### Given records
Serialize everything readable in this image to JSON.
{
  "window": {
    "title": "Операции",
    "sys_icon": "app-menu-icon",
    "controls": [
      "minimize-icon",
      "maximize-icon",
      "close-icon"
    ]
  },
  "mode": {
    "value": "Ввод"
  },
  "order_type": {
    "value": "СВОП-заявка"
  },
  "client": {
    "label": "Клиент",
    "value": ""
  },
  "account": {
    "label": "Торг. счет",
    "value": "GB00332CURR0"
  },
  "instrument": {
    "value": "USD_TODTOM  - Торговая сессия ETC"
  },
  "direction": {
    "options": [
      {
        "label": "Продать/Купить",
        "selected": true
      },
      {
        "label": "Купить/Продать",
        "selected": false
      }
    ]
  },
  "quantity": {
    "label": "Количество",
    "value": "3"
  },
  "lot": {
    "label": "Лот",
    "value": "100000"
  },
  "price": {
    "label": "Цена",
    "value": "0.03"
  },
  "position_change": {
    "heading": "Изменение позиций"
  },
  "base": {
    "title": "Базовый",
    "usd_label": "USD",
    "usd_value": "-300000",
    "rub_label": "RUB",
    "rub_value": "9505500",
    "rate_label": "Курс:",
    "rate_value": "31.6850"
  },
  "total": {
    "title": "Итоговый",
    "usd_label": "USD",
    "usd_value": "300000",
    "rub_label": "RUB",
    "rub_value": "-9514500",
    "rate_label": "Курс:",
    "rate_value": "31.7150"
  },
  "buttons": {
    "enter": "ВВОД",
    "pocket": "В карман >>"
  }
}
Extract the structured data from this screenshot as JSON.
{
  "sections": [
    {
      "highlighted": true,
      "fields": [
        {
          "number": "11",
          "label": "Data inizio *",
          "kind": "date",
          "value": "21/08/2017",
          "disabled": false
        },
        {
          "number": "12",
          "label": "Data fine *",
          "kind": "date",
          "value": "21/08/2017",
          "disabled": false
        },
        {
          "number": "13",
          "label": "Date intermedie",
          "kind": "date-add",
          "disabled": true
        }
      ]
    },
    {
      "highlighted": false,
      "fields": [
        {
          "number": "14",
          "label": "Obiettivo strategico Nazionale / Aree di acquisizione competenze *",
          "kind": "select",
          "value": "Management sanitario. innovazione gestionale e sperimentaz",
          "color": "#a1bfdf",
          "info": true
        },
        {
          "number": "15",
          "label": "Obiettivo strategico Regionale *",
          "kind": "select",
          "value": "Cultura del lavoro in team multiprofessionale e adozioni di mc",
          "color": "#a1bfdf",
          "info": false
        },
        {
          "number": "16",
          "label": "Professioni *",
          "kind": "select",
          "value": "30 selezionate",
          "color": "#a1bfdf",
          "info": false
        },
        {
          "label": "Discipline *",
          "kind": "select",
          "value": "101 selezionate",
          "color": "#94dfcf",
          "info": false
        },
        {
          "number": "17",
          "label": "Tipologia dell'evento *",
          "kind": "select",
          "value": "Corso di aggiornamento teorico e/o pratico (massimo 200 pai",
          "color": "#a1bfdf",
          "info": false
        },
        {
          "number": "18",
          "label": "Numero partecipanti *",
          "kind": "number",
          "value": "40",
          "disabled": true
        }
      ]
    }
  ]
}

### What you should do
Work out how many lines of the listing above include the word "icon". Report only the number.

### Solved problem
4